(EXERCISE OBJECTIVE) In the listing below, locate the lines that hold the string "this". Copy those lines.
───── SUPPLIED MATERIAL ─────
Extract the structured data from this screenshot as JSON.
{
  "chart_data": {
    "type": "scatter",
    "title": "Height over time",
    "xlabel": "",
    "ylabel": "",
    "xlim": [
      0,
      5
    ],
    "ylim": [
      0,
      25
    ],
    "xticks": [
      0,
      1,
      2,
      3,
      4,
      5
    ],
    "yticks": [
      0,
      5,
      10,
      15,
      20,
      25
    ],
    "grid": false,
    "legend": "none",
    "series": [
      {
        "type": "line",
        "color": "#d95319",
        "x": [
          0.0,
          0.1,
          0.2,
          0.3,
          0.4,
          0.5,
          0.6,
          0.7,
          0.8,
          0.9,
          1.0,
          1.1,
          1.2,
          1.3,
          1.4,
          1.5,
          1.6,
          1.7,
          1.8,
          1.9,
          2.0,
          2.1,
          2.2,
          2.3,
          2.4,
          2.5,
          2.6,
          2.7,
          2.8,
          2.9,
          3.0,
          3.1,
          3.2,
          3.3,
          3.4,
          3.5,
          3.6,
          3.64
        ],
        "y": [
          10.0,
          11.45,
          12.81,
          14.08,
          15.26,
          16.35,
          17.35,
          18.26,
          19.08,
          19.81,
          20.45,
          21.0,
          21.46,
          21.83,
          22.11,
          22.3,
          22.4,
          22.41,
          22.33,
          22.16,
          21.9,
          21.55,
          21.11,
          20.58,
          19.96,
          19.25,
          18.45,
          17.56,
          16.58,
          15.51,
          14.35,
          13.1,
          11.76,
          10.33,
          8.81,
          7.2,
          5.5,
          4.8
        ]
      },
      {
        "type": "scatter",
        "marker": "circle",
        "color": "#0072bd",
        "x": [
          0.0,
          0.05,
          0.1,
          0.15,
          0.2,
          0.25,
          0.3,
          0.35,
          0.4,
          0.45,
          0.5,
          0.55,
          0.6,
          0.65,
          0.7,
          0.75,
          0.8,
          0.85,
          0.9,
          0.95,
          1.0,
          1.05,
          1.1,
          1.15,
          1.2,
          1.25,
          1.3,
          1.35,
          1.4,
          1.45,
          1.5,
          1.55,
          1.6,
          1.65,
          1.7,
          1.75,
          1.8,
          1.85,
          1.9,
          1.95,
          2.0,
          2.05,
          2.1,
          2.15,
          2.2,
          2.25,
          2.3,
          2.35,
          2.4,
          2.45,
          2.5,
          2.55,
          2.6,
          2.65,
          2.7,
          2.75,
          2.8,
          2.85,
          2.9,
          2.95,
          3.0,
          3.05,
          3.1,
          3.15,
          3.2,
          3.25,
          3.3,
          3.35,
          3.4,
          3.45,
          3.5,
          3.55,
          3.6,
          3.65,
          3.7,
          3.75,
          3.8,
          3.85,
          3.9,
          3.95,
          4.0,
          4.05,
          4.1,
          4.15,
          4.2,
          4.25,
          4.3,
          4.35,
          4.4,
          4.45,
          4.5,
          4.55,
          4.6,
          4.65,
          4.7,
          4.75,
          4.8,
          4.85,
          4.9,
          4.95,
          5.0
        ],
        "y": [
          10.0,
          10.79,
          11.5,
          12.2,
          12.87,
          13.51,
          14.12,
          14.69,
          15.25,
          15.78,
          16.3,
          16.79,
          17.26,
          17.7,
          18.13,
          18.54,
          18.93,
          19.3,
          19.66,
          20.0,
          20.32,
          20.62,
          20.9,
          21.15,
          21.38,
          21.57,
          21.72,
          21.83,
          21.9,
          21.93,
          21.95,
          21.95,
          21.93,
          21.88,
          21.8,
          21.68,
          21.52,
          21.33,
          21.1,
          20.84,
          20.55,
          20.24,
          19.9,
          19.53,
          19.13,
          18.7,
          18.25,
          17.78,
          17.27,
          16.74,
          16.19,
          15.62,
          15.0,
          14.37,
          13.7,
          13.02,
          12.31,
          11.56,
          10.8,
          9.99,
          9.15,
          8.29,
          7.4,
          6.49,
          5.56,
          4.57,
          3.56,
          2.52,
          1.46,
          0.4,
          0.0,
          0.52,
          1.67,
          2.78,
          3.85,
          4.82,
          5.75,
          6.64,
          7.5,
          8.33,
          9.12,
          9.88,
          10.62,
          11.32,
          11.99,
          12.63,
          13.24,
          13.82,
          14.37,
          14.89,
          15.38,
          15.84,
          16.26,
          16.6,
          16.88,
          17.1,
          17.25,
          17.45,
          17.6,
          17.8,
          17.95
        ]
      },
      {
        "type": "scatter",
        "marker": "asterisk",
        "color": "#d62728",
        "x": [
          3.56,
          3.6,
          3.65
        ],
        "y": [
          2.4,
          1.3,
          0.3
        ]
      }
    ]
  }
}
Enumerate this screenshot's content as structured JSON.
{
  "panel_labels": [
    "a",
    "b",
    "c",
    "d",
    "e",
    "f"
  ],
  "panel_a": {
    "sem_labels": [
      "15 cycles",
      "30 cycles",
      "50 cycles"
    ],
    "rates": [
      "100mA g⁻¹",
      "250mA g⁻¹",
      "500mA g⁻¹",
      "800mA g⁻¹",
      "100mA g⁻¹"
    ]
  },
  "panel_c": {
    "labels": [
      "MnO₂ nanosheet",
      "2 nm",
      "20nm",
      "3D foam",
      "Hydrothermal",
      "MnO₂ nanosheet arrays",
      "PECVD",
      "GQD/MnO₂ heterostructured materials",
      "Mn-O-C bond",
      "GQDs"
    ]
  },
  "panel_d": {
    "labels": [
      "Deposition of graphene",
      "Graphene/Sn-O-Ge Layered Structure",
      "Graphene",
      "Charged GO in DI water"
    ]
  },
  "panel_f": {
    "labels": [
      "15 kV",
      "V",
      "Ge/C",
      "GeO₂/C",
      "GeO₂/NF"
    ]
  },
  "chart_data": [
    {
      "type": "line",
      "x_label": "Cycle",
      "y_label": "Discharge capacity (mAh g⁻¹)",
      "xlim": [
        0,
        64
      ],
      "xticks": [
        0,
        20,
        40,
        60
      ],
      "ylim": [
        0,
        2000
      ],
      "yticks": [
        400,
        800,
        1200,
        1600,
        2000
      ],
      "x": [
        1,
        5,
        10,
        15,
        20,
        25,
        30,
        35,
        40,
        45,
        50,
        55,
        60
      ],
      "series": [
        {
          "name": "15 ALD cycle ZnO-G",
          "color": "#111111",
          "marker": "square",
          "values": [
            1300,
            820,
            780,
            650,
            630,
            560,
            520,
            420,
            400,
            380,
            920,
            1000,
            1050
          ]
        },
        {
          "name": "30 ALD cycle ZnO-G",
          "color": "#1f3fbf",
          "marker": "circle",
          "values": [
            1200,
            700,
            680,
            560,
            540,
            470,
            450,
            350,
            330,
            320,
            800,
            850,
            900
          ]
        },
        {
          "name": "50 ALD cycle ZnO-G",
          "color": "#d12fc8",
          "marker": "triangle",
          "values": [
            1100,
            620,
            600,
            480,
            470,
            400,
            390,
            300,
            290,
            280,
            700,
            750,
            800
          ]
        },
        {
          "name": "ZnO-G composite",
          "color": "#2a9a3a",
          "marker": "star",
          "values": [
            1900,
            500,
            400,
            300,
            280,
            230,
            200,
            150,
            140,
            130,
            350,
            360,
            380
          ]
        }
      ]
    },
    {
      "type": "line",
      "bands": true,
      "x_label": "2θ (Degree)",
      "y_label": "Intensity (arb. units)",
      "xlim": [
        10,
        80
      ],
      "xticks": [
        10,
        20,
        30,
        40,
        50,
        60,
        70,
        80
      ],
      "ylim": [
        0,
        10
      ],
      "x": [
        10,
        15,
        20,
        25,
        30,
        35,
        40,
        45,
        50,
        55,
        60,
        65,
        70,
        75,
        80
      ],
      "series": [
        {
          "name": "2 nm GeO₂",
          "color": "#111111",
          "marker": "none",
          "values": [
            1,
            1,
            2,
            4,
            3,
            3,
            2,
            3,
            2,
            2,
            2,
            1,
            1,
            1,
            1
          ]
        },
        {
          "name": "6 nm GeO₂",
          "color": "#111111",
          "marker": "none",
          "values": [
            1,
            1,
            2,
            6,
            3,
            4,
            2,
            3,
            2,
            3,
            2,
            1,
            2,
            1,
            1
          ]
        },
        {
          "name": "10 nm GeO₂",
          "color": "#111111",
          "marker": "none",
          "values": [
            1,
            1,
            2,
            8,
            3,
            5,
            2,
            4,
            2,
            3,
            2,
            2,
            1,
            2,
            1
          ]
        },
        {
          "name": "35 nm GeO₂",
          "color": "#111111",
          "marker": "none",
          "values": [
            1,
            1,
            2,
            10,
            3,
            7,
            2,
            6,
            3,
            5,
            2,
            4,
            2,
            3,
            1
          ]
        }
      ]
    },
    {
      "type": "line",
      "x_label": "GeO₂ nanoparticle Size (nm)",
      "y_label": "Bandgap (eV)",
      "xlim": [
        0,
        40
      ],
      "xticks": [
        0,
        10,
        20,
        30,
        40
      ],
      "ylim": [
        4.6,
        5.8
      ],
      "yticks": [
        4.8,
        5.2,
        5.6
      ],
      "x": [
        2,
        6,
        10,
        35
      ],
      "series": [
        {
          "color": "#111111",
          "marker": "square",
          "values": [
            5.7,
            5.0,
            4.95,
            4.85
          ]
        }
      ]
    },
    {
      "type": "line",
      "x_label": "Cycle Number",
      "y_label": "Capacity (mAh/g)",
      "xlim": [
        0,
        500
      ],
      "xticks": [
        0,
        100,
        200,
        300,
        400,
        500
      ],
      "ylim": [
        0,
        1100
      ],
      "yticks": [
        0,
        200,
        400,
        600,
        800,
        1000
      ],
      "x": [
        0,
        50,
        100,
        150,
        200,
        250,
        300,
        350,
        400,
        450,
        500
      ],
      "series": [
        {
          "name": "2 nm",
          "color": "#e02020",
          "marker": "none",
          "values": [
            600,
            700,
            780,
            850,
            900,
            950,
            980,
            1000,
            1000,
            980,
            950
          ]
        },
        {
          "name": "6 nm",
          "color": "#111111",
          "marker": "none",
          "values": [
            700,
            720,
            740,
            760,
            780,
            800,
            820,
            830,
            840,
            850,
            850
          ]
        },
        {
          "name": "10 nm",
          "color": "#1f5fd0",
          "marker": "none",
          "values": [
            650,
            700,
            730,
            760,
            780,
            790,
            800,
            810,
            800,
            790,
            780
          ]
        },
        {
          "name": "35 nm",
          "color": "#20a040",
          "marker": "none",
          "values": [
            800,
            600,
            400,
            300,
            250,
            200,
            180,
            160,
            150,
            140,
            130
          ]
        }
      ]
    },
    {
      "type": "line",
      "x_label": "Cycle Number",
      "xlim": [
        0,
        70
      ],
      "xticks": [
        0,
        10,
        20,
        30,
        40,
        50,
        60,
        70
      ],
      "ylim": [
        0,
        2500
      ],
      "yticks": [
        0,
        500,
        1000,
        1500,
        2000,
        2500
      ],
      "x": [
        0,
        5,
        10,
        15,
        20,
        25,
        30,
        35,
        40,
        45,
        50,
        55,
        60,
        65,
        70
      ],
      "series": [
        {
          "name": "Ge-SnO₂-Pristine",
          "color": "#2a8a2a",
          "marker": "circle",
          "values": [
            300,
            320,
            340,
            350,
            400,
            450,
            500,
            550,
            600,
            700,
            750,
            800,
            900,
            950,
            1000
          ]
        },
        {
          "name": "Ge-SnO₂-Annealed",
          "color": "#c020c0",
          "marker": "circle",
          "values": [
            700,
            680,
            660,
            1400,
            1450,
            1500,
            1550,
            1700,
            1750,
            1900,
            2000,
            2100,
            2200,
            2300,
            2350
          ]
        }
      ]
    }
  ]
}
─────
(EXERCISE RESPONSE)
Extract the structured data from this screenshot as JSON.
Enumerate this screenshot's content as structured JSON.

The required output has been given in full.